* _Requirements_:
Write the data out again exactly, dropping any images it holds.

* _Information supplied_:
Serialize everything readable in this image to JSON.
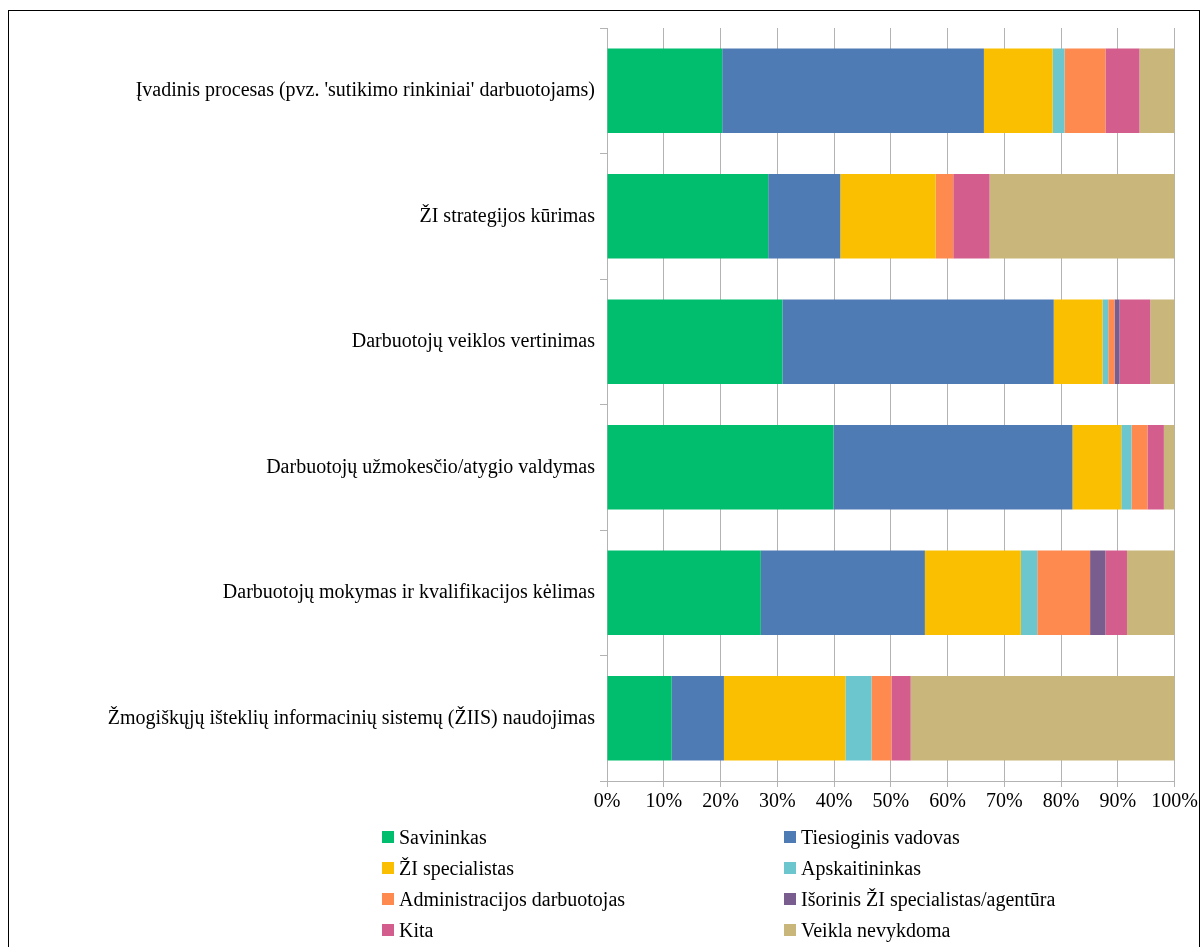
{
  "chart_data": {
    "type": "bar",
    "orientation": "horizontal",
    "stacked": true,
    "categories": [
      "Įvadinis procesas (pvz. 'sutikimo rinkiniai' darbuotojams)",
      "ŽI strategijos kūrimas",
      "Darbuotojų veiklos vertinimas",
      "Darbuotojų užmokesčio/atygio valdymas",
      "Darbuotojų mokymas ir kvalifikacijos kėlimas",
      "Žmogiškųjų išteklių informacinių sistemų (ŽIIS) naudojimas"
    ],
    "series": [
      {
        "name": "Savininkas",
        "color": "#00be6e",
        "values": [
          20.3,
          28.4,
          30.9,
          39.9,
          27.1,
          11.4
        ]
      },
      {
        "name": "Tiesioginis vadovas",
        "color": "#4f7bb4",
        "values": [
          46.1,
          12.7,
          47.8,
          42.1,
          28.9,
          9.2
        ]
      },
      {
        "name": "ŽI specialistas",
        "color": "#f9bf00",
        "values": [
          12.1,
          16.8,
          8.6,
          8.6,
          16.9,
          21.4
        ]
      },
      {
        "name": "Apskaitininkas",
        "color": "#6bc6cd",
        "values": [
          2.1,
          0,
          1.0,
          1.8,
          2.9,
          4.6
        ]
      },
      {
        "name": "Administracijos darbuotojas",
        "color": "#fe8a4f",
        "values": [
          7.2,
          3.1,
          1.1,
          2.8,
          9.3,
          3.5
        ]
      },
      {
        "name": "Išorinis ŽI specialistas/agentūra",
        "color": "#7a5d8f",
        "values": [
          0,
          0,
          0.9,
          0,
          2.7,
          0
        ]
      },
      {
        "name": "Kita",
        "color": "#d35e8d",
        "values": [
          6.0,
          6.4,
          5.4,
          2.9,
          3.8,
          3.4
        ]
      },
      {
        "name": "Veikla nevykdoma",
        "color": "#c8b67a",
        "values": [
          6.2,
          32.6,
          4.3,
          1.9,
          8.4,
          46.5
        ]
      }
    ],
    "xlim": [
      0,
      100
    ],
    "xticks": [
      {
        "value": 0,
        "label": "0%"
      },
      {
        "value": 10,
        "label": "10%"
      },
      {
        "value": 20,
        "label": "20%"
      },
      {
        "value": 30,
        "label": "30%"
      },
      {
        "value": 40,
        "label": "40%"
      },
      {
        "value": 50,
        "label": "50%"
      },
      {
        "value": 60,
        "label": "60%"
      },
      {
        "value": 70,
        "label": "70%"
      },
      {
        "value": 80,
        "label": "80%"
      },
      {
        "value": 90,
        "label": "90%"
      },
      {
        "value": 100,
        "label": "100%"
      }
    ],
    "grid": "x",
    "legend": "bottom"
  }
}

* _Result for this task_:
Serialize everything readable in this image to JSON.
{
  "chart_data": {
    "type": "bar",
    "orientation": "horizontal",
    "stacked": true,
    "categories": [
      "Įvadinis procesas (pvz. 'sutikimo rinkiniai' darbuotojams)",
      "ŽI strategijos kūrimas",
      "Darbuotojų veiklos vertinimas",
      "Darbuotojų užmokesčio/atygio valdymas",
      "Darbuotojų mokymas ir kvalifikacijos kėlimas",
      "Žmogiškųjų išteklių informacinių sistemų (ŽIIS) naudojimas"
    ],
    "series": [
      {
        "name": "Savininkas",
        "color": "#00be6e",
        "values": [
          20.3,
          28.4,
          30.9,
          39.9,
          27.1,
          11.4
        ]
      },
      {
        "name": "Tiesioginis vadovas",
        "color": "#4f7bb4",
        "values": [
          46.1,
          12.7,
          47.8,
          42.1,
          28.9,
          9.2
        ]
      },
      {
        "name": "ŽI specialistas",
        "color": "#f9bf00",
        "values": [
          12.1,
          16.8,
          8.6,
          8.6,
          16.9,
          21.4
        ]
      },
      {
        "name": "Apskaitininkas",
        "color": "#6bc6cd",
        "values": [
          2.1,
          0,
          1.0,
          1.8,
          2.9,
          4.6
        ]
      },
      {
        "name": "Administracijos darbuotojas",
        "color": "#fe8a4f",
        "values": [
          7.2,
          3.1,
          1.1,
          2.8,
          9.3,
          3.5
        ]
      },
      {
        "name": "Išorinis ŽI specialistas/agentūra",
        "color": "#7a5d8f",
        "values": [
          0,
          0,
          0.9,
          0,
          2.7,
          0
        ]
      },
      {
        "name": "Kita",
        "color": "#d35e8d",
        "values": [
          6.0,
          6.4,
          5.4,
          2.9,
          3.8,
          3.4
        ]
      },
      {
        "name": "Veikla nevykdoma",
        "color": "#c8b67a",
        "values": [
          6.2,
          32.6,
          4.3,
          1.9,
          8.4,
          46.5
        ]
      }
    ],
    "xlim": [
      0,
      100
    ],
    "xticks": [
      {
        "value": 0,
        "label": "0%"
      },
      {
        "value": 10,
        "label": "10%"
      },
      {
        "value": 20,
        "label": "20%"
      },
      {
        "value": 30,
        "label": "30%"
      },
      {
        "value": 40,
        "label": "40%"
      },
      {
        "value": 50,
        "label": "50%"
      },
      {
        "value": 60,
        "label": "60%"
      },
      {
        "value": 70,
        "label": "70%"
      },
      {
        "value": 80,
        "label": "80%"
      },
      {
        "value": 90,
        "label": "90%"
      },
      {
        "value": 100,
        "label": "100%"
      }
    ],
    "grid": "x",
    "legend": "bottom"
  }
}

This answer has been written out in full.